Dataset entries
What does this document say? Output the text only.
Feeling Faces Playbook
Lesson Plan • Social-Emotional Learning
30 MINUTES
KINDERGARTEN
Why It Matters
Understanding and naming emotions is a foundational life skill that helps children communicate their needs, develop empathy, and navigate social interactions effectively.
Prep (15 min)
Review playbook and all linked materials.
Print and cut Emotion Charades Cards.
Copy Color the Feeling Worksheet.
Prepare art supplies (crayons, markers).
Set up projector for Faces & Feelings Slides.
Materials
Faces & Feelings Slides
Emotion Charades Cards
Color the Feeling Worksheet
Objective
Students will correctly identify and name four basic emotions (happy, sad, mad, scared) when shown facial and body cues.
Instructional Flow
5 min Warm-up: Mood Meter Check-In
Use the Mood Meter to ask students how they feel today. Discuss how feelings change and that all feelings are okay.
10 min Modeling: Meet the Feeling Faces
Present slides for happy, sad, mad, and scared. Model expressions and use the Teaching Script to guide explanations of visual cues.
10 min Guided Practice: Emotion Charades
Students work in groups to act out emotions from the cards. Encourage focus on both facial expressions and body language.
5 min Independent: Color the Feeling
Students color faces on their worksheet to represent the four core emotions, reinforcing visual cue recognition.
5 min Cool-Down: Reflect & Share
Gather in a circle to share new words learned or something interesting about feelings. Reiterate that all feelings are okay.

--

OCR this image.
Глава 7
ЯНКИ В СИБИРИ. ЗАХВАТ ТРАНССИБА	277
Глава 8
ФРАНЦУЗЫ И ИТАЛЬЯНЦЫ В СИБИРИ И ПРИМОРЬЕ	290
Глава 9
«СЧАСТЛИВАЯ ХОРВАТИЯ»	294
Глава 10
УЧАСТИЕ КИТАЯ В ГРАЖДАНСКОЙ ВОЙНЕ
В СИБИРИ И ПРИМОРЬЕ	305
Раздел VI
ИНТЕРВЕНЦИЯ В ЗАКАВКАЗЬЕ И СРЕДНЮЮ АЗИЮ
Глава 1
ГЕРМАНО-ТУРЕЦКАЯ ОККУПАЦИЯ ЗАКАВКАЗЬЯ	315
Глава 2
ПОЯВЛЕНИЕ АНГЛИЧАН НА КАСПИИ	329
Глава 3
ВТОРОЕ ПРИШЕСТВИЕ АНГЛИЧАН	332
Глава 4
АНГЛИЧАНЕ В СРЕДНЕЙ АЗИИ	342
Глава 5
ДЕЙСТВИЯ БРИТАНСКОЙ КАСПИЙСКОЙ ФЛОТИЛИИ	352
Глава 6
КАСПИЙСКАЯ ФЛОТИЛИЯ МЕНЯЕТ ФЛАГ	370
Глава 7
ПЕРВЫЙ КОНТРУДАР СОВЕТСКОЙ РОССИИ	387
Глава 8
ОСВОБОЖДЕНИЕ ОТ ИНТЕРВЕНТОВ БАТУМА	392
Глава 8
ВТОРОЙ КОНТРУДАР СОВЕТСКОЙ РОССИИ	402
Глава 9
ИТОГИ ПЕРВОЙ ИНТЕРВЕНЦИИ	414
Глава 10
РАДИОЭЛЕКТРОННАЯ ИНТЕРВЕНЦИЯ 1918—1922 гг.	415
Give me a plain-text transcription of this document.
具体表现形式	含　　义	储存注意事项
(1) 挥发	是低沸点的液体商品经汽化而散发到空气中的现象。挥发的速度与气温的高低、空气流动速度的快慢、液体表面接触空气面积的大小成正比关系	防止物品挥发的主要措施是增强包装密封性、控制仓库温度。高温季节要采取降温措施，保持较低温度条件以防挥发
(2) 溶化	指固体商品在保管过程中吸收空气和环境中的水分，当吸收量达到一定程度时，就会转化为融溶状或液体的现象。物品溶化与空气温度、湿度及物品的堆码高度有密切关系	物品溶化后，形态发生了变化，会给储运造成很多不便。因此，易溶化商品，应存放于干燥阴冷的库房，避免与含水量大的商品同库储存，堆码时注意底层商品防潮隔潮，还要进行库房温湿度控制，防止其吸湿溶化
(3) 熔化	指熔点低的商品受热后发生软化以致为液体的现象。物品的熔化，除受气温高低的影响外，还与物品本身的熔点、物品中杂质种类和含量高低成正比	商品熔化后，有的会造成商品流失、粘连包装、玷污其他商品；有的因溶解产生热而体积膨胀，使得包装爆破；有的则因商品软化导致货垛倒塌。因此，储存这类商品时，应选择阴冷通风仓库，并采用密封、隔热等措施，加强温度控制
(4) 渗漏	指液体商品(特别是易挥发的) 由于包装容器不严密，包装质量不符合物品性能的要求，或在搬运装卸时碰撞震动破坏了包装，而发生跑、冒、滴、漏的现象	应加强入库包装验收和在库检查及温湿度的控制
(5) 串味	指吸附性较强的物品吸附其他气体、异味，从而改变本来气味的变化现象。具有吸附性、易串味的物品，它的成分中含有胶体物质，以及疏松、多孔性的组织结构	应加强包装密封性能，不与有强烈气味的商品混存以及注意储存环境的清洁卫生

==

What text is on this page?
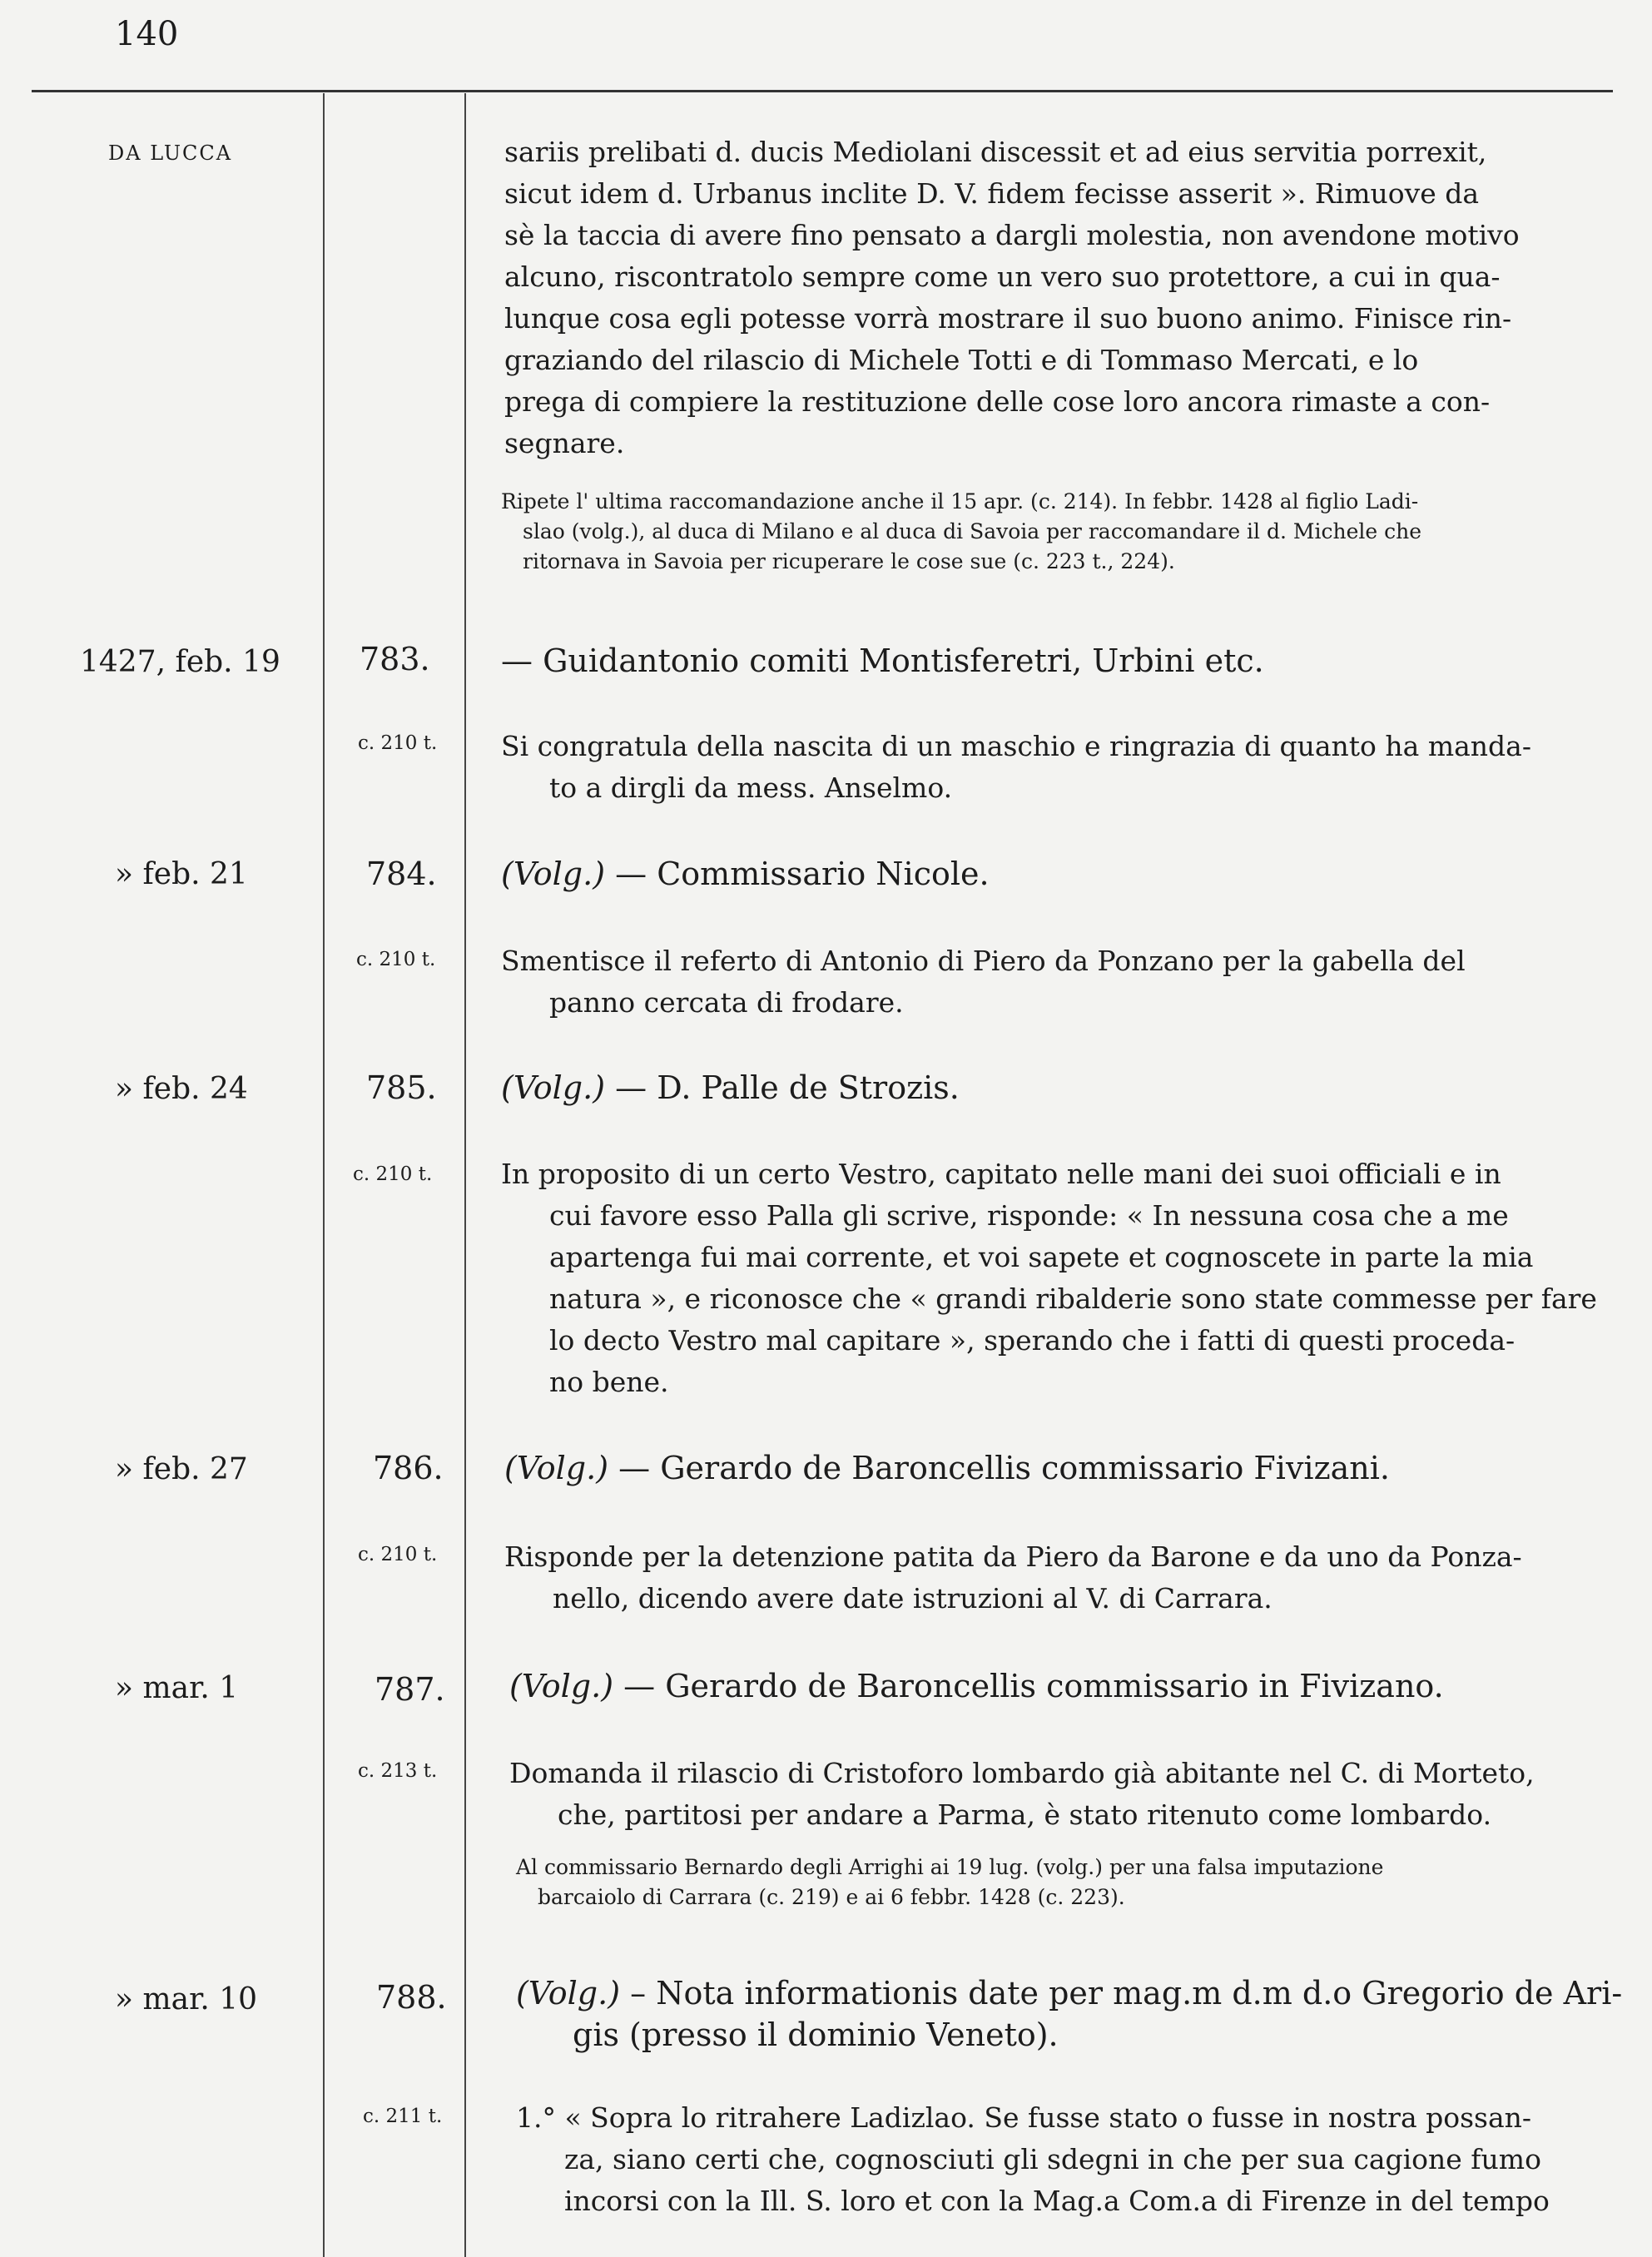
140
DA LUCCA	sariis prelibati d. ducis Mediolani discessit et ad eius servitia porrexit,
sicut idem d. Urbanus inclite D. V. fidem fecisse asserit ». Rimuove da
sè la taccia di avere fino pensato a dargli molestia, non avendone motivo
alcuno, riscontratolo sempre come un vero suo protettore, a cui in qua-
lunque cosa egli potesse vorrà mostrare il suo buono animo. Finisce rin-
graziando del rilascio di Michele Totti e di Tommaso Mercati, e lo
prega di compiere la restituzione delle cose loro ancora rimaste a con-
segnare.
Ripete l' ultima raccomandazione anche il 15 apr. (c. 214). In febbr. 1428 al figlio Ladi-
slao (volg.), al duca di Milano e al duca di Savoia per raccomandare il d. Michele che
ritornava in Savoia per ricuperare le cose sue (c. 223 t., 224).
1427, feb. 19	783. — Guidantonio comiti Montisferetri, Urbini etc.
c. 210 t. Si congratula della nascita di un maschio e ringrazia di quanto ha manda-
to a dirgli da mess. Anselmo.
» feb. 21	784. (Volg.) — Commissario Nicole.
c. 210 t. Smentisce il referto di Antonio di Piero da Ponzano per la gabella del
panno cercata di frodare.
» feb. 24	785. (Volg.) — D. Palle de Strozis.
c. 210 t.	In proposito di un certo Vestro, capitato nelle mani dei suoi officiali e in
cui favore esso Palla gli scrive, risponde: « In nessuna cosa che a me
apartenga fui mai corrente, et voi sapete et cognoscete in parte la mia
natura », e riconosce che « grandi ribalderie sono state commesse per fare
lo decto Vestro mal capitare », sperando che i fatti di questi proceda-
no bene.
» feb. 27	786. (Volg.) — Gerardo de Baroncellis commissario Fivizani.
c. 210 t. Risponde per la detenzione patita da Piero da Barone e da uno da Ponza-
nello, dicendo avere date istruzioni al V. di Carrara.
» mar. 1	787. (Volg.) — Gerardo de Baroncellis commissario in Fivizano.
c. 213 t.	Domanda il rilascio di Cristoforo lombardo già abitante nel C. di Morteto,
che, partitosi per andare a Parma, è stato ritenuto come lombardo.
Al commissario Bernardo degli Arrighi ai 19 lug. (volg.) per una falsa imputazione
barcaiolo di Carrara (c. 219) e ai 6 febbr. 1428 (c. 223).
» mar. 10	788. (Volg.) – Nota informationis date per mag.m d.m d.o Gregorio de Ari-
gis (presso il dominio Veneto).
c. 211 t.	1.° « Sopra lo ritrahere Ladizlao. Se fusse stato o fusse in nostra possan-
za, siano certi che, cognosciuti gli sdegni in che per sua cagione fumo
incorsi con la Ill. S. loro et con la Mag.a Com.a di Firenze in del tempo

Set problem -
Report all lines of the material that contain the word "okay".

Task solution -
Use the Mood Meter to ask students how they feel today. Discuss how feelings change and that all feelings are okay.
Gather in a circle to share new words learned or something interesting about feelings. Reiterate that all feelings are okay.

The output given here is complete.